**Directions for this task**. Gather all lines in the entries that include the word "Evapotranspiration".

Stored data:
┄┄┄┄┄┄┄┄┄┄

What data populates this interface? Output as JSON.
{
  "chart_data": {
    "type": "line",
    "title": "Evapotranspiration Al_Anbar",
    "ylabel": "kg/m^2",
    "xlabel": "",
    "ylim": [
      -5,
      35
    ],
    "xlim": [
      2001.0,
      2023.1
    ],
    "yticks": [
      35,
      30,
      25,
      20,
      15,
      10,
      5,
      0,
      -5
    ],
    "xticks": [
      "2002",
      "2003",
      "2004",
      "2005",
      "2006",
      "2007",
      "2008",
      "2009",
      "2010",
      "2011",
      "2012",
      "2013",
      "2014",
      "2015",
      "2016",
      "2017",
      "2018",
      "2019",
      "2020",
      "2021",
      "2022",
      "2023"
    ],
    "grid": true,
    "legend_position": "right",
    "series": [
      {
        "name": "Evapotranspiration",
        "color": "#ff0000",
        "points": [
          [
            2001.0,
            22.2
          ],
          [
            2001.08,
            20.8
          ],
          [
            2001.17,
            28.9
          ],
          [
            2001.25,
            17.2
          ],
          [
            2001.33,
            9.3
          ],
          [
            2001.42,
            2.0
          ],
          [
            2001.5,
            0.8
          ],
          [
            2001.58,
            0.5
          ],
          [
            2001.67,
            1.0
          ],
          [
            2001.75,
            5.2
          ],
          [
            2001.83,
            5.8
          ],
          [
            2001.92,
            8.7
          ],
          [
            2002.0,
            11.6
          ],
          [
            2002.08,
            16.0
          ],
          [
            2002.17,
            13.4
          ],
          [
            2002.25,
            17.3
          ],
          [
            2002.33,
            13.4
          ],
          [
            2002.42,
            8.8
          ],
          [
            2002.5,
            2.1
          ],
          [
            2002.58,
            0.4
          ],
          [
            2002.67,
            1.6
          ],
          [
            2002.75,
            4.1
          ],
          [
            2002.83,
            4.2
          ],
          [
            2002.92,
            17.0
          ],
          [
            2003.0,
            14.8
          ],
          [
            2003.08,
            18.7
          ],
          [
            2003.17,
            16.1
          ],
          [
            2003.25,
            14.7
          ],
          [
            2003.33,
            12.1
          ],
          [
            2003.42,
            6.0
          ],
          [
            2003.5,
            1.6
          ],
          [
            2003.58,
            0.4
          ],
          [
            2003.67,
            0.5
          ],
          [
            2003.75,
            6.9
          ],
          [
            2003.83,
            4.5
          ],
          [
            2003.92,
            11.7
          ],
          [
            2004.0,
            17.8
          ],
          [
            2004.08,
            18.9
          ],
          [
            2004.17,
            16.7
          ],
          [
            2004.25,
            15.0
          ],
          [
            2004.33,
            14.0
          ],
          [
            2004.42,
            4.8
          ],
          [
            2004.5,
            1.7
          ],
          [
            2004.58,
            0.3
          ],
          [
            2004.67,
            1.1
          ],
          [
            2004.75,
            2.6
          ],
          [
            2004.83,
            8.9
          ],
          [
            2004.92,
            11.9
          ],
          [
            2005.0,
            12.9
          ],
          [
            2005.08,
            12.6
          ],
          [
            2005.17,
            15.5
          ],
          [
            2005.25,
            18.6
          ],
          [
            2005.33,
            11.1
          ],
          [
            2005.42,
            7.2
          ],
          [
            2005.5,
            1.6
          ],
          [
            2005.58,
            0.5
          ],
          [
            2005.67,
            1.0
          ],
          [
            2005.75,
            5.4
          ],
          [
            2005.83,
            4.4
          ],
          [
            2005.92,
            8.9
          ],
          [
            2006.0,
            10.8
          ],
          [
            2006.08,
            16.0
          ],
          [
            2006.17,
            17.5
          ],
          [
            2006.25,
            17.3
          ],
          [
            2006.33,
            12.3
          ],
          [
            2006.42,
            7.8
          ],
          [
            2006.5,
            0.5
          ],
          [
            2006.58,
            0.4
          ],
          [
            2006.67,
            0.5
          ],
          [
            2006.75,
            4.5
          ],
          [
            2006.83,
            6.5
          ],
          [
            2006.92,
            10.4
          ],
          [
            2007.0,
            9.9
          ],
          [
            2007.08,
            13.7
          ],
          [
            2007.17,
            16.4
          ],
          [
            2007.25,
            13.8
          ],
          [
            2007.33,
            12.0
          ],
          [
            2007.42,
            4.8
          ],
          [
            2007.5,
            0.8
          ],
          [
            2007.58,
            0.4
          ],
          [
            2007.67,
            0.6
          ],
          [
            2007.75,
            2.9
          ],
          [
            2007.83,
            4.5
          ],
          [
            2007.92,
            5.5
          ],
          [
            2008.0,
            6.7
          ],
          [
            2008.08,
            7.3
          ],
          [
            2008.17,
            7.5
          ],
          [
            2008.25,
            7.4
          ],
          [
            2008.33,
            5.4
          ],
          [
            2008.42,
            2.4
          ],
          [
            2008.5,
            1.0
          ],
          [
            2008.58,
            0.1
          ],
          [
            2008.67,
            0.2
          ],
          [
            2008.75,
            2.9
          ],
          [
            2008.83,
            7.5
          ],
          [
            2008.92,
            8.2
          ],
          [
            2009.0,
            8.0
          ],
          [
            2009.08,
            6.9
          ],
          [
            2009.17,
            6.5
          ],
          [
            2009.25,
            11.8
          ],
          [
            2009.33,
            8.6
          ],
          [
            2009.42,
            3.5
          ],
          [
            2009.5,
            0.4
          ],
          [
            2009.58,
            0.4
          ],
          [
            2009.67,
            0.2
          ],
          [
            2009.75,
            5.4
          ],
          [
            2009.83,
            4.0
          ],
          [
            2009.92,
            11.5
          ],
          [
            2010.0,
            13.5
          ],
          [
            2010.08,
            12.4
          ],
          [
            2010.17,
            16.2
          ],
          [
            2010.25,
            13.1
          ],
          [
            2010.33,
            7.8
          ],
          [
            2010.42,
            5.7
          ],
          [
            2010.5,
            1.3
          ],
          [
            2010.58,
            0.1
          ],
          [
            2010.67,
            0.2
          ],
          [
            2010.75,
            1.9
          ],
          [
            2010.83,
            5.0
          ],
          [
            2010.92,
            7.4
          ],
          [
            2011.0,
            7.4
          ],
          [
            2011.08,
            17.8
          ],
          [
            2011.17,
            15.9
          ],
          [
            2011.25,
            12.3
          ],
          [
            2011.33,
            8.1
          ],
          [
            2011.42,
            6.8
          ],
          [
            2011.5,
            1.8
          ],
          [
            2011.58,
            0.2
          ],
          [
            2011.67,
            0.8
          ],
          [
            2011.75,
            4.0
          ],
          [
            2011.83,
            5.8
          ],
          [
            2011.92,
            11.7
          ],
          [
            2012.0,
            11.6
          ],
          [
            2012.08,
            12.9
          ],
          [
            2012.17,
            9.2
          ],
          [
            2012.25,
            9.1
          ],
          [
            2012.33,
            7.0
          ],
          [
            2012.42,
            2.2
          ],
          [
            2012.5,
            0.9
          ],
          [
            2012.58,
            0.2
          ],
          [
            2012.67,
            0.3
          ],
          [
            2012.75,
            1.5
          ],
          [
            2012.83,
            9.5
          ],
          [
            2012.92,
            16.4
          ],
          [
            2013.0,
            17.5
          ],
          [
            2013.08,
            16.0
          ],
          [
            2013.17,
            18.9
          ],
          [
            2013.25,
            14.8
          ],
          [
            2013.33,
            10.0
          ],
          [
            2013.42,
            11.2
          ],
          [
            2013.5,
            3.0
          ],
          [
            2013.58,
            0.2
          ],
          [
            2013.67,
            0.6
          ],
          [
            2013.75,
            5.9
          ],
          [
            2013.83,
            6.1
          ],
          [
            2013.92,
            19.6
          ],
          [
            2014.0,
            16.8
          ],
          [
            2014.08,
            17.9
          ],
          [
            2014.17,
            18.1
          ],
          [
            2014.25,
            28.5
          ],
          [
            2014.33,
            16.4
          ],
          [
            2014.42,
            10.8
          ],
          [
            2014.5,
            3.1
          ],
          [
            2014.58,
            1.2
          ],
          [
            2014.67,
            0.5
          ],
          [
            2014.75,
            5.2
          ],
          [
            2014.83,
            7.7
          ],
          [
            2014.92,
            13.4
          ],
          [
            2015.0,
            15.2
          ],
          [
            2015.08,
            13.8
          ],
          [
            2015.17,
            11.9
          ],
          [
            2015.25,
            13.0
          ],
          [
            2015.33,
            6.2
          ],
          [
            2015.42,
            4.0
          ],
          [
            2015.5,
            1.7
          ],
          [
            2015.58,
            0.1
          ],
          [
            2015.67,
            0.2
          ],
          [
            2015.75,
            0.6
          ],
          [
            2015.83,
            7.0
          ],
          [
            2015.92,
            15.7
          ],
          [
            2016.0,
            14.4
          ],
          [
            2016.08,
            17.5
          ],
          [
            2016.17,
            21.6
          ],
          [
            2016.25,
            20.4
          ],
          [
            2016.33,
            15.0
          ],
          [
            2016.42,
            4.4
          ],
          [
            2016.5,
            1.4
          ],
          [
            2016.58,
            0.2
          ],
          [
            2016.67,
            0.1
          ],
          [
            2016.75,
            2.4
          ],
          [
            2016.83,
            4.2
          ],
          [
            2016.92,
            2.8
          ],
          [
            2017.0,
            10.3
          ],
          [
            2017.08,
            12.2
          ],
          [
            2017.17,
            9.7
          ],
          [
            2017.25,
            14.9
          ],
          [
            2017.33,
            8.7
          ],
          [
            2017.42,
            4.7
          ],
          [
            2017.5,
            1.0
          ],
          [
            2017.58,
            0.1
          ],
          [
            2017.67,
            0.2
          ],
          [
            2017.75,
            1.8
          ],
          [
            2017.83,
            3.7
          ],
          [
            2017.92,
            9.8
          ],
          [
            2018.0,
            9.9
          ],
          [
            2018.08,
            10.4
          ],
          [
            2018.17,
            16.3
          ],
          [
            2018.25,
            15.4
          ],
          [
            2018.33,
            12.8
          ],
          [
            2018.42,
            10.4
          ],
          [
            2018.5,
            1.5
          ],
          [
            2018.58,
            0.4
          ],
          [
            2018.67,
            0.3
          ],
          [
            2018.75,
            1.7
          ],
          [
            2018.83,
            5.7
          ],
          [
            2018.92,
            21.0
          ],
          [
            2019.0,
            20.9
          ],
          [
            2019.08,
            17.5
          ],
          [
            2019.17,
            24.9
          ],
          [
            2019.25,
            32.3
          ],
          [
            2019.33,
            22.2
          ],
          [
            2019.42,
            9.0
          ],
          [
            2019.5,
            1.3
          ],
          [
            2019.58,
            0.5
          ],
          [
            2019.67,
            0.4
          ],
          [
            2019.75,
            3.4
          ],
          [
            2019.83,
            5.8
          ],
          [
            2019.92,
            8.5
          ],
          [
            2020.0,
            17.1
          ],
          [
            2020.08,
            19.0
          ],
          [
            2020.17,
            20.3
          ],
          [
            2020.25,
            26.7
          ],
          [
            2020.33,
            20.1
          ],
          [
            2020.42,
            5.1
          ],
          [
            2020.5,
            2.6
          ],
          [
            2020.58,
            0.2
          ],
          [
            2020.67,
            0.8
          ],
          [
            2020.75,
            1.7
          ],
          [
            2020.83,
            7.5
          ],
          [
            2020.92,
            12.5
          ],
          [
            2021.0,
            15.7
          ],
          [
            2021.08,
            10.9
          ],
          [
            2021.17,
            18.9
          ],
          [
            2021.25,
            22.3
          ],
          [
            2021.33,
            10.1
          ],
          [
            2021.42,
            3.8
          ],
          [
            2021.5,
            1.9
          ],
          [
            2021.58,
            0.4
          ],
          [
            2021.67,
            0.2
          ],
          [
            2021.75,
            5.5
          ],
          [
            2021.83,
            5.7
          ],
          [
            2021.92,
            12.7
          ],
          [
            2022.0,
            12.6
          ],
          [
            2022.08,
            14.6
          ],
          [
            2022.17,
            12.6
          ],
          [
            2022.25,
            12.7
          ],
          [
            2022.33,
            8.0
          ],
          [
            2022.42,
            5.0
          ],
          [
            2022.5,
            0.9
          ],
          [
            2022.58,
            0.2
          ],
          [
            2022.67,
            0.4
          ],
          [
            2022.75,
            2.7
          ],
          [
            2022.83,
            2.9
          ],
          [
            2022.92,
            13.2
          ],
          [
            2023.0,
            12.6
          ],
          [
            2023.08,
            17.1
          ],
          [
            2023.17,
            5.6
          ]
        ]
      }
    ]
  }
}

┄┄┄┄┄┄┄┄┄┄

**Reply to the exercise**.
    "title": "Evapotranspiration Al_Anbar",
        "name": "Evapotranspiration",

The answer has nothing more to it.